• Teks Acuan
____________

Saling memaafkan
merupakan sesuatu hal yang sudah selayaknya menjadi akhlak bagi kita sebagai
seorang muslim. Karena, saling memaafkan dapat melanggengkan hubungan ukhuwah
islamiyyah diantara kita. Rasa ketersinggungan hati dan kekecewaan yang pernah
terlintas di benak kita sesama muslim akan hilang dengan adanya sikap saling
memaafkan.
Islam
sebagai agama rahmatan lil’alamin sangat menuntut umatnya untuk sentiasa
mudah meminta maaf dan mudah memberi maaf terhadap sesama saudaranya. Allah Subhanahu
wa Ta’ala berfirman: “Dan balasan suatu kejahatan adalah kejahatan yang
serupa, barang siapa memaafkan dan berbuat baik, maka pahalanya atas
(tanggungan) Allah. Sesungguhnya Dia tidak menyukai orang-orang yang zalim. Dan
Sesungguhnya orang-orang yang membela diri sesudah teraniaya, tidak ada satu
dosapun terhadap mereka. Sesungguhnya dosa itu atas orang-orang yang berbuat
zalim kepada manusia dan melampaui batas di muka bumi tanpa hak, mereka itu
mendapat azab yang pedih. Tetapi orang yang bersabar dan mema'afkan,
Sesungguhnya (perbuatan) yang demikian itu termasuk hal-hal yang diutamakan.”
(Q.S. As Syura: 40)

____________

• Data Mentah
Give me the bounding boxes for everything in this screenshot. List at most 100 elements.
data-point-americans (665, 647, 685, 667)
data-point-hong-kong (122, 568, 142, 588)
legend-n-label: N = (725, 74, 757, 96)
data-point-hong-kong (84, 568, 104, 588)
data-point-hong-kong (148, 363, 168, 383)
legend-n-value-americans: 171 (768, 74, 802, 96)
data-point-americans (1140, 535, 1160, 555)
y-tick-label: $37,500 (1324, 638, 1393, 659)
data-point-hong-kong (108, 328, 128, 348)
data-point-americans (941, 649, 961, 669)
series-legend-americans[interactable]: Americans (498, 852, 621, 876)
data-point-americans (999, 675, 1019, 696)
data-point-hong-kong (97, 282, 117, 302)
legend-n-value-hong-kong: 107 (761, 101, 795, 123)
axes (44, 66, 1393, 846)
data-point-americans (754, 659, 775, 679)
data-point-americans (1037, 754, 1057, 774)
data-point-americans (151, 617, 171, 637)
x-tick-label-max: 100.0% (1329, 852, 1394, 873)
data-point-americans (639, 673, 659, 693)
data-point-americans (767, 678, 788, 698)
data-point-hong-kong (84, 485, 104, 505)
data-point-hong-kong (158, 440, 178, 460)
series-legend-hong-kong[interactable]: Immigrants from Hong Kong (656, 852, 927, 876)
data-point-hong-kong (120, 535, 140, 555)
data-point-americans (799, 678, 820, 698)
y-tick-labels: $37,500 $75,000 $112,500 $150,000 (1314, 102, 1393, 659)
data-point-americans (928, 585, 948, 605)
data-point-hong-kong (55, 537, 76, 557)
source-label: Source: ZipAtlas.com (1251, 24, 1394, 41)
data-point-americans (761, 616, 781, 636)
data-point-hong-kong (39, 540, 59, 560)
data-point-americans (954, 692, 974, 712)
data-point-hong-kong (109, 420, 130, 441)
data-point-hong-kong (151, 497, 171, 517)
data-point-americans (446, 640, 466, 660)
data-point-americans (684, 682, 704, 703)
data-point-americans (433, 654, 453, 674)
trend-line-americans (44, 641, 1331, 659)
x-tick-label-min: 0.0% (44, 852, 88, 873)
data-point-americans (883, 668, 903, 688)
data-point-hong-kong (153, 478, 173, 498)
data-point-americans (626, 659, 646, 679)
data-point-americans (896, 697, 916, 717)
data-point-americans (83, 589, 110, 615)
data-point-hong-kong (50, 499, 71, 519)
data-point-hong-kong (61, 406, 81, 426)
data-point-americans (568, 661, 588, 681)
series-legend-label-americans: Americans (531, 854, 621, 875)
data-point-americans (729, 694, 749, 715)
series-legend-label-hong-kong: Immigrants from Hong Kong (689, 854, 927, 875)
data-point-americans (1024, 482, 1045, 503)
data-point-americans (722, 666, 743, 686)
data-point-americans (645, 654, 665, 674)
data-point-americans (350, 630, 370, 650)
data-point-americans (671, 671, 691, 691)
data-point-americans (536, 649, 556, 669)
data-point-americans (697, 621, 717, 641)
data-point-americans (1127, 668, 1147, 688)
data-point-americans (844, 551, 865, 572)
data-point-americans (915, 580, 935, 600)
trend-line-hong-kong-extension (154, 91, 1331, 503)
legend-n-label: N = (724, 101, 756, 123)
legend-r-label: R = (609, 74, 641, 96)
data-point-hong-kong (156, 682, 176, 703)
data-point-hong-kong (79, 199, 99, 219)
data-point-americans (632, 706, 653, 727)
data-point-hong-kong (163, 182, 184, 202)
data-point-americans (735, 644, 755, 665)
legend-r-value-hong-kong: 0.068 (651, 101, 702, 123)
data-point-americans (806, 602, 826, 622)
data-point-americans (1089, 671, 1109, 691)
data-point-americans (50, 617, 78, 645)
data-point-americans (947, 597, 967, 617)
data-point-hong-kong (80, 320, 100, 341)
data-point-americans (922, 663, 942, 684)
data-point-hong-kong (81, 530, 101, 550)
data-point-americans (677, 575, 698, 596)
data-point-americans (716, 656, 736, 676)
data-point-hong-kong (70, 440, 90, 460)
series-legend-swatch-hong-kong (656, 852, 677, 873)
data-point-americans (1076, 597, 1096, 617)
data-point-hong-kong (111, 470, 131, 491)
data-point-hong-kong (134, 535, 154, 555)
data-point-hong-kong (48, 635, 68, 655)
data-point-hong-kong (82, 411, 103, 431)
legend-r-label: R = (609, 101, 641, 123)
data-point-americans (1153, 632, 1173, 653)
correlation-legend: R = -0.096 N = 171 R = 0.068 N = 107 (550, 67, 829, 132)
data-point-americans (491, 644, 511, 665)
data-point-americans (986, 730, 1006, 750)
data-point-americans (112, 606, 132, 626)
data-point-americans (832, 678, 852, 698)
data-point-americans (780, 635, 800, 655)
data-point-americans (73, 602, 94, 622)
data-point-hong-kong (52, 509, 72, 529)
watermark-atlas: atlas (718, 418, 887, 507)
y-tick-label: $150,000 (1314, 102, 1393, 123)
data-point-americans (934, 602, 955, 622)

____________

• Yang Perlu Dikerjakan
1/ Dalam ayat yang dikutip pada teks tentang saling memaafkan, frasa apa saja yang diawali kata "orang"? Tuliskan semuanya, masing-masing sampai tanda koma atau titik berikutnya.
2/ Lanjutkan teks tentang saling memaafkan, mulai setelah kalimat terakhirnya.
Data di atas sama sekali tidak diperlukan di sini.

• Jawaban Berurutan
1/
- orang-orang yang zalim
- orang-orang yang membela diri sesudah teraniaya
- orang-orang yang berbuat zalim kepada manusia dan melampaui batas di muka bumi tanpa hak
- orang yang bersabar dan mema'afkan

2/
Dari ayat di atas,
nilai atau hikmah yang bisa kita petik adalah bahwa kita sebagai muslim diperbolehkan
oleh Allah Subhanahu
wa Ta’ala
untuk membalas kedzaliman orang yang mendzalimi kita. Karena membalas
kedzaliman dengan hal yang semisalnya merupakan bentuk pembelaan diri dan bukan
sebuah dosa. Akan tetapi, ketika kita mau bersabar dan memaafkan orang yang
mendzalimi kita, maka sesungguhnya hal yang demikian itu lebih utama. Artinya,
ketika kita mau memaafkan orang yang telah berbuat aniaya atau dzalim terhadap diri
kita maka kita akan memperoleh keutamaan dari Allah Subhanahu wa Ta’ala.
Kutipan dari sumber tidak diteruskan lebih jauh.